**EXERCISE TASK**:
Scan the entries below for the word "dengan". Copy each line that has it.

[Extracted records]
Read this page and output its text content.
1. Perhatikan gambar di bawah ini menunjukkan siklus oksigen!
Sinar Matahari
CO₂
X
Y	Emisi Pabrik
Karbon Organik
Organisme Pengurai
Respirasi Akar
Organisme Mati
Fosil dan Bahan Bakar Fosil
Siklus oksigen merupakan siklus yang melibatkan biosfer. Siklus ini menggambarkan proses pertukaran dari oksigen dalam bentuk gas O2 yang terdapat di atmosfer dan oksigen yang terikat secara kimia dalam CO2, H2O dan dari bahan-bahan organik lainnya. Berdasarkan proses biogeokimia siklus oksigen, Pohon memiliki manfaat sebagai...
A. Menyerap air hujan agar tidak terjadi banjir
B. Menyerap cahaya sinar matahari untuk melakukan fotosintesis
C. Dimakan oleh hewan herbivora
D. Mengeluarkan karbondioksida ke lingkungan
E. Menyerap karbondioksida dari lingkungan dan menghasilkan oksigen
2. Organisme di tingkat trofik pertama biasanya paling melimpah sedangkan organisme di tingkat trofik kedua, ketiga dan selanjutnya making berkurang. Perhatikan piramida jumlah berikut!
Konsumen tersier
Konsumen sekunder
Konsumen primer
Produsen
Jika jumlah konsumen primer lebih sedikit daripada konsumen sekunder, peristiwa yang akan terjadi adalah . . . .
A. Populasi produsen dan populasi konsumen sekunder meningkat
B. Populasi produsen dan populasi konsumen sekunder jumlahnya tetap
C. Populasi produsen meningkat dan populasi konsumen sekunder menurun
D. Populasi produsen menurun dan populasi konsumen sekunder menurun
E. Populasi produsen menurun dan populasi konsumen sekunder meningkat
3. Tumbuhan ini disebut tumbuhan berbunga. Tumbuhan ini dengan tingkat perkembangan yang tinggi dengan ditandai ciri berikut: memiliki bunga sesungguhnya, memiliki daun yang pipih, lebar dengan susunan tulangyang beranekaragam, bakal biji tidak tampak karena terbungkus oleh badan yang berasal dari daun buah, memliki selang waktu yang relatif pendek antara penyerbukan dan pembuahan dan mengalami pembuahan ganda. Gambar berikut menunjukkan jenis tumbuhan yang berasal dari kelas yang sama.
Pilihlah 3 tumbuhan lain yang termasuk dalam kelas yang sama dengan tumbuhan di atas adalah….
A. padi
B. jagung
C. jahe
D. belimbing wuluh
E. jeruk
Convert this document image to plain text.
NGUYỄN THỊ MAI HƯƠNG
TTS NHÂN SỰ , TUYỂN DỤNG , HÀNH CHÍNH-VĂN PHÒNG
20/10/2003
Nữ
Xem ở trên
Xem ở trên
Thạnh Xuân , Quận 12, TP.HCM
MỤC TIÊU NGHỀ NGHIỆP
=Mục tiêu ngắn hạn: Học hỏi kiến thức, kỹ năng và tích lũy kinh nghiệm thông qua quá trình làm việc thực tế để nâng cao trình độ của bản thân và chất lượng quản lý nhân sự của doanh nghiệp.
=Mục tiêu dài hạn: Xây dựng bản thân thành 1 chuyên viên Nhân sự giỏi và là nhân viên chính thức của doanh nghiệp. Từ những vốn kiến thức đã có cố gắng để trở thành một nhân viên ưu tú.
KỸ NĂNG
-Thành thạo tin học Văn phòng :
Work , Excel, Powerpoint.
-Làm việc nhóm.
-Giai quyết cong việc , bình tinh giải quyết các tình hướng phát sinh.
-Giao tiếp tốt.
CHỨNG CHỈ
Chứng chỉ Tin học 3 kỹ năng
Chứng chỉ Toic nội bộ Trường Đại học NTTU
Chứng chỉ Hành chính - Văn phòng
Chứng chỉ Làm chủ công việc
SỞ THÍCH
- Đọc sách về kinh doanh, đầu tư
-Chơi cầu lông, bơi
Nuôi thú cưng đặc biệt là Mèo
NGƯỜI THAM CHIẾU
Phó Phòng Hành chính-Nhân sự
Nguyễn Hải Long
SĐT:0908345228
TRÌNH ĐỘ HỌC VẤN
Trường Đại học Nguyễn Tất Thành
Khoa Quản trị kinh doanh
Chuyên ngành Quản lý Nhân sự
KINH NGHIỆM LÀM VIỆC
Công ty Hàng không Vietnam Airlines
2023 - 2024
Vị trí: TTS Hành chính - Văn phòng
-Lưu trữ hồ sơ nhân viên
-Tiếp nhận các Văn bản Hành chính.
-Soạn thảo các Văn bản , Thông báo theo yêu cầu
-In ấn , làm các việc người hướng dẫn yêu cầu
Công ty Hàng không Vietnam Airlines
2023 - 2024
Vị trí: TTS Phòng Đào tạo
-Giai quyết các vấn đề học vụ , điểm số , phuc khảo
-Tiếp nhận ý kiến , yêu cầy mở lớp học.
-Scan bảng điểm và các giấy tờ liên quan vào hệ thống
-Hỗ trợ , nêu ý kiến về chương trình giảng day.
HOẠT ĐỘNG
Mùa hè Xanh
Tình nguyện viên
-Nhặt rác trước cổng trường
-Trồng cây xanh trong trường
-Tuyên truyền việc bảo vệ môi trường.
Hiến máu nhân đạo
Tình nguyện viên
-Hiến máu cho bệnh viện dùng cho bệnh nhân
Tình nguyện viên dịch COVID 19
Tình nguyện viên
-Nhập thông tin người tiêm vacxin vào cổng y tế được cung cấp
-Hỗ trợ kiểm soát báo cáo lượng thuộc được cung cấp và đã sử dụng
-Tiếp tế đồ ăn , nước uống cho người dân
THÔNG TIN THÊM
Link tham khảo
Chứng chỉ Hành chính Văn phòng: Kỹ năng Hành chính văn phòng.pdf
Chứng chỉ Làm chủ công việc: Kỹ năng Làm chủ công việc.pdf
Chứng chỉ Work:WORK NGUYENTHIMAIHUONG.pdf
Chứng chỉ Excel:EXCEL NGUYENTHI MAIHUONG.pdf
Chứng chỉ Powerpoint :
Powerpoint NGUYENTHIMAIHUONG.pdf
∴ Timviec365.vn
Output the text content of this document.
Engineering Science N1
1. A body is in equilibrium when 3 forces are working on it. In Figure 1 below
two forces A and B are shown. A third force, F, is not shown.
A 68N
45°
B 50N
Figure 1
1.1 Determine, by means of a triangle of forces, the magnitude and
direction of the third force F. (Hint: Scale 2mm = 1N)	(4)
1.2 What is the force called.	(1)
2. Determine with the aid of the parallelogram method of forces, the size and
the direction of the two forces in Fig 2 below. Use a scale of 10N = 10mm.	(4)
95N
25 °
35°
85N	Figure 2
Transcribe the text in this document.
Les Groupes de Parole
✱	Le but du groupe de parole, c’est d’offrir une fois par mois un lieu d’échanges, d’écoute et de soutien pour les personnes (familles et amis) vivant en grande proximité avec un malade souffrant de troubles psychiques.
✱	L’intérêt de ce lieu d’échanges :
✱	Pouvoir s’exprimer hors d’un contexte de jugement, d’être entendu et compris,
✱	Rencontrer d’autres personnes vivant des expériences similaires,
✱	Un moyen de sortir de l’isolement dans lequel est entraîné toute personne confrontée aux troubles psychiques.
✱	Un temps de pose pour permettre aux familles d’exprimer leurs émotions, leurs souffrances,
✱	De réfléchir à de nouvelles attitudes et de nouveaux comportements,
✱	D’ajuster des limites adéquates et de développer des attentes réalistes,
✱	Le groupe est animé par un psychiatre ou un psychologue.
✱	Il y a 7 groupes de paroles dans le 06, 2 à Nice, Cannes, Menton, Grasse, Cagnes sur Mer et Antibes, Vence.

**SOLUTION**:
3. Tumbuhan ini disebut tumbuhan berbunga. Tumbuhan ini dengan tingkat perkembangan yang tinggi dengan ditandai ciri berikut: memiliki bunga sesungguhnya, memiliki daun yang pipih, lebar dengan susunan tulangyang beranekaragam, bakal biji tidak tampak karena terbungkus oleh badan yang berasal dari daun buah, memliki selang waktu yang relatif pendek antara penyerbukan dan pembuahan dan mengalami pembuahan ganda. Gambar berikut menunjukkan jenis tumbuhan yang berasal dari kelas yang sama.
Pilihlah 3 tumbuhan lain yang termasuk dalam kelas yang sama dengan tumbuhan di atas adalah….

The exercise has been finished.